__Supplied records__:
-- BEGIN --

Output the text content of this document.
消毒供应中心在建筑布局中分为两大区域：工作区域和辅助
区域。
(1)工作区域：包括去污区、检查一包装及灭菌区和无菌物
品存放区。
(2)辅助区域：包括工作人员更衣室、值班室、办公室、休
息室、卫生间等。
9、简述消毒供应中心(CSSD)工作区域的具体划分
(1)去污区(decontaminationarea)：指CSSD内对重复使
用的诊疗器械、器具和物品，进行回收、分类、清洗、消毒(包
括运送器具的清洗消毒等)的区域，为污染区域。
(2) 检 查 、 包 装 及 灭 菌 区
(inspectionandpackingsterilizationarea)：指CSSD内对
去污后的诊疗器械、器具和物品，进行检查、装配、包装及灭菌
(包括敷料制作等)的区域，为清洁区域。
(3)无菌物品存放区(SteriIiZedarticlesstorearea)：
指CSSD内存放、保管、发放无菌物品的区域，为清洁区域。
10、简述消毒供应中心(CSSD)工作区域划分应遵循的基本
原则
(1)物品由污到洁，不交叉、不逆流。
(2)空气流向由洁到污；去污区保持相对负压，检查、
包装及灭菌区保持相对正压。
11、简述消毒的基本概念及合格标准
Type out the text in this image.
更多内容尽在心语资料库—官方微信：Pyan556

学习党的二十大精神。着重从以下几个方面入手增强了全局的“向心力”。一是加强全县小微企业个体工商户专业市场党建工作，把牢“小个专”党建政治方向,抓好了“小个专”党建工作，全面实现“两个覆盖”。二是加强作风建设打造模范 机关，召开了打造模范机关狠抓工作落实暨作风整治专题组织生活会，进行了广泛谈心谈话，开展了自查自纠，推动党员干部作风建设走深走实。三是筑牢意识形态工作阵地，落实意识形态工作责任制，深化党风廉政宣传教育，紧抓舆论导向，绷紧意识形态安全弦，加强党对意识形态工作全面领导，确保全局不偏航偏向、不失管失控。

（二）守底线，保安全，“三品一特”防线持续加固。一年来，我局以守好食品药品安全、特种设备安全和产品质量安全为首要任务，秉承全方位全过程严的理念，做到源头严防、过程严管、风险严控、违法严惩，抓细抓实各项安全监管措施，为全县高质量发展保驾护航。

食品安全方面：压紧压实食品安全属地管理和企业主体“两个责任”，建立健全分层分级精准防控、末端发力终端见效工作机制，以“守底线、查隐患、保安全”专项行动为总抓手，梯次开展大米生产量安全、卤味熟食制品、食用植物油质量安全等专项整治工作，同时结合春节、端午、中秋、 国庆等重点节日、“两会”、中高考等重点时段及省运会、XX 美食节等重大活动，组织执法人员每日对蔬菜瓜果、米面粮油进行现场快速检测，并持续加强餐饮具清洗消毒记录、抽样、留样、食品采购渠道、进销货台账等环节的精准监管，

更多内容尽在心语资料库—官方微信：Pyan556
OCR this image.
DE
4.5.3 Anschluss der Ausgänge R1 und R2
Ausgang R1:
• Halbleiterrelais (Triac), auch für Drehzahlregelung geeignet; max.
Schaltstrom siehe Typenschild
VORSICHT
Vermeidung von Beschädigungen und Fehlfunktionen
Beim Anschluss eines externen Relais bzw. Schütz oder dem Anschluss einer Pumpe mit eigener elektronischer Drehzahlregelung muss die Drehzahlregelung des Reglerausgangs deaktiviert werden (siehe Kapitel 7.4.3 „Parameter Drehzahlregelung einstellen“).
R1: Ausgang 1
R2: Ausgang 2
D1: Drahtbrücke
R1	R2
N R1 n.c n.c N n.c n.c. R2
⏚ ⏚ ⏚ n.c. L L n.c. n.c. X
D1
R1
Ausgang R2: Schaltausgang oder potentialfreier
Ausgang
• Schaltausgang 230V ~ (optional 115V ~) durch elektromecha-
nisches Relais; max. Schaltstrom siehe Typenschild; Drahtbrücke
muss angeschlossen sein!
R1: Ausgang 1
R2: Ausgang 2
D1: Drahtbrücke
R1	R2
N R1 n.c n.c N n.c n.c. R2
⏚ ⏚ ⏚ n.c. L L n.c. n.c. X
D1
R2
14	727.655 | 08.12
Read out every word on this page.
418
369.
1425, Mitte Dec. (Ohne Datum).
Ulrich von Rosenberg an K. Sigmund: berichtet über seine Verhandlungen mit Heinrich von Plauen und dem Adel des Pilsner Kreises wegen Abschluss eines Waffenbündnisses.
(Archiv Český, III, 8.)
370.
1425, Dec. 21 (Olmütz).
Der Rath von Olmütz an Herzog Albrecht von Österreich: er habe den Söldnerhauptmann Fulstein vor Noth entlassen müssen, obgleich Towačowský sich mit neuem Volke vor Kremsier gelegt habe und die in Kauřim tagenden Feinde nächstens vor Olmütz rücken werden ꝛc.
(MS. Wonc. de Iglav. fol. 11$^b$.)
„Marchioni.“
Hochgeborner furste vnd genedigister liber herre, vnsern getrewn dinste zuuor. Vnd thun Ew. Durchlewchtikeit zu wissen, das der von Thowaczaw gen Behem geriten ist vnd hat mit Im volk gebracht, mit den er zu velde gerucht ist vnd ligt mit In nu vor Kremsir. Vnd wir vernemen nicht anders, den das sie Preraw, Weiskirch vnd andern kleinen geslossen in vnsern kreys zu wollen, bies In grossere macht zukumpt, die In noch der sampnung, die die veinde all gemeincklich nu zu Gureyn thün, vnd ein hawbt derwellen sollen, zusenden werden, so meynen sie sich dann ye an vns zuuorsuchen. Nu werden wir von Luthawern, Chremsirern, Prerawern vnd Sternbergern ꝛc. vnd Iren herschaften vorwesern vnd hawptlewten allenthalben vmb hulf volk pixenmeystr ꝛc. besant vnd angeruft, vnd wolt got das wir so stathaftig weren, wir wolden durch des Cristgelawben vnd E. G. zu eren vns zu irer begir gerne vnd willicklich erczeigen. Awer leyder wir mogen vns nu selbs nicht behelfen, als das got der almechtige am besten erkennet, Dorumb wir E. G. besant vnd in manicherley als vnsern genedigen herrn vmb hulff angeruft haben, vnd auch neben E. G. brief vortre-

-- END --

__Work to do__:
Every line above should be retyped exactly as given.

__Response__:
Output the text content of this document.
消毒供应中心在建筑布局中分为两大区域：工作区域和辅助
区域。
(1)工作区域：包括去污区、检查一包装及灭菌区和无菌物
品存放区。
(2)辅助区域：包括工作人员更衣室、值班室、办公室、休
息室、卫生间等。
9、简述消毒供应中心(CSSD)工作区域的具体划分
(1)去污区(decontaminationarea)：指CSSD内对重复使
用的诊疗器械、器具和物品，进行回收、分类、清洗、消毒(包
括运送器具的清洗消毒等)的区域，为污染区域。
(2) 检 查 、 包 装 及 灭 菌 区
(inspectionandpackingsterilizationarea)：指CSSD内对
去污后的诊疗器械、器具和物品，进行检查、装配、包装及灭菌
(包括敷料制作等)的区域，为清洁区域。
(3)无菌物品存放区(SteriIiZedarticlesstorearea)：
指CSSD内存放、保管、发放无菌物品的区域，为清洁区域。
10、简述消毒供应中心(CSSD)工作区域划分应遵循的基本
原则
(1)物品由污到洁，不交叉、不逆流。
(2)空气流向由洁到污；去污区保持相对负压，检查、
包装及灭菌区保持相对正压。
11、简述消毒的基本概念及合格标准
Type out the text in this image.
更多内容尽在心语资料库—官方微信：Pyan556

学习党的二十大精神。着重从以下几个方面入手增强了全局的“向心力”。一是加强全县小微企业个体工商户专业市场党建工作，把牢“小个专”党建政治方向,抓好了“小个专”党建工作，全面实现“两个覆盖”。二是加强作风建设打造模范 机关，召开了打造模范机关狠抓工作落实暨作风整治专题组织生活会，进行了广泛谈心谈话，开展了自查自纠，推动党员干部作风建设走深走实。三是筑牢意识形态工作阵地，落实意识形态工作责任制，深化党风廉政宣传教育，紧抓舆论导向，绷紧意识形态安全弦，加强党对意识形态工作全面领导，确保全局不偏航偏向、不失管失控。

（二）守底线，保安全，“三品一特”防线持续加固。一年来，我局以守好食品药品安全、特种设备安全和产品质量安全为首要任务，秉承全方位全过程严的理念，做到源头严防、过程严管、风险严控、违法严惩，抓细抓实各项安全监管措施，为全县高质量发展保驾护航。

食品安全方面：压紧压实食品安全属地管理和企业主体“两个责任”，建立健全分层分级精准防控、末端发力终端见效工作机制，以“守底线、查隐患、保安全”专项行动为总抓手，梯次开展大米生产量安全、卤味熟食制品、食用植物油质量安全等专项整治工作，同时结合春节、端午、中秋、 国庆等重点节日、“两会”、中高考等重点时段及省运会、XX 美食节等重大活动，组织执法人员每日对蔬菜瓜果、米面粮油进行现场快速检测，并持续加强餐饮具清洗消毒记录、抽样、留样、食品采购渠道、进销货台账等环节的精准监管，

更多内容尽在心语资料库—官方微信：Pyan556
OCR this image.
DE
4.5.3 Anschluss der Ausgänge R1 und R2
Ausgang R1:
• Halbleiterrelais (Triac), auch für Drehzahlregelung geeignet; max.
Schaltstrom siehe Typenschild
VORSICHT
Vermeidung von Beschädigungen und Fehlfunktionen
Beim Anschluss eines externen Relais bzw. Schütz oder dem Anschluss einer Pumpe mit eigener elektronischer Drehzahlregelung muss die Drehzahlregelung des Reglerausgangs deaktiviert werden (siehe Kapitel 7.4.3 „Parameter Drehzahlregelung einstellen“).
R1: Ausgang 1
R2: Ausgang 2
D1: Drahtbrücke
R1	R2
N R1 n.c n.c N n.c n.c. R2
⏚ ⏚ ⏚ n.c. L L n.c. n.c. X
D1
R1
Ausgang R2: Schaltausgang oder potentialfreier
Ausgang
• Schaltausgang 230V ~ (optional 115V ~) durch elektromecha-
nisches Relais; max. Schaltstrom siehe Typenschild; Drahtbrücke
muss angeschlossen sein!
R1: Ausgang 1
R2: Ausgang 2
D1: Drahtbrücke
R1	R2
N R1 n.c n.c N n.c n.c. R2
⏚ ⏚ ⏚ n.c. L L n.c. n.c. X
D1
R2
14	727.655 | 08.12
Read out every word on this page.
418
369.
1425, Mitte Dec. (Ohne Datum).
Ulrich von Rosenberg an K. Sigmund: berichtet über seine Verhandlungen mit Heinrich von Plauen und dem Adel des Pilsner Kreises wegen Abschluss eines Waffenbündnisses.
(Archiv Český, III, 8.)
370.
1425, Dec. 21 (Olmütz).
Der Rath von Olmütz an Herzog Albrecht von Österreich: er habe den Söldnerhauptmann Fulstein vor Noth entlassen müssen, obgleich Towačowský sich mit neuem Volke vor Kremsier gelegt habe und die in Kauřim tagenden Feinde nächstens vor Olmütz rücken werden ꝛc.
(MS. Wonc. de Iglav. fol. 11$^b$.)
„Marchioni.“
Hochgeborner furste vnd genedigister liber herre, vnsern getrewn dinste zuuor. Vnd thun Ew. Durchlewchtikeit zu wissen, das der von Thowaczaw gen Behem geriten ist vnd hat mit Im volk gebracht, mit den er zu velde gerucht ist vnd ligt mit In nu vor Kremsir. Vnd wir vernemen nicht anders, den das sie Preraw, Weiskirch vnd andern kleinen geslossen in vnsern kreys zu wollen, bies In grossere macht zukumpt, die In noch der sampnung, die die veinde all gemeincklich nu zu Gureyn thün, vnd ein hawbt derwellen sollen, zusenden werden, so meynen sie sich dann ye an vns zuuorsuchen. Nu werden wir von Luthawern, Chremsirern, Prerawern vnd Sternbergern ꝛc. vnd Iren herschaften vorwesern vnd hawptlewten allenthalben vmb hulf volk pixenmeystr ꝛc. besant vnd angeruft, vnd wolt got das wir so stathaftig weren, wir wolden durch des Cristgelawben vnd E. G. zu eren vns zu irer begir gerne vnd willicklich erczeigen. Awer leyder wir mogen vns nu selbs nicht behelfen, als das got der almechtige am besten erkennet, Dorumb wir E. G. besant vnd in manicherley als vnsern genedigen herrn vmb hulff angeruft haben, vnd auch neben E. G. brief vortre-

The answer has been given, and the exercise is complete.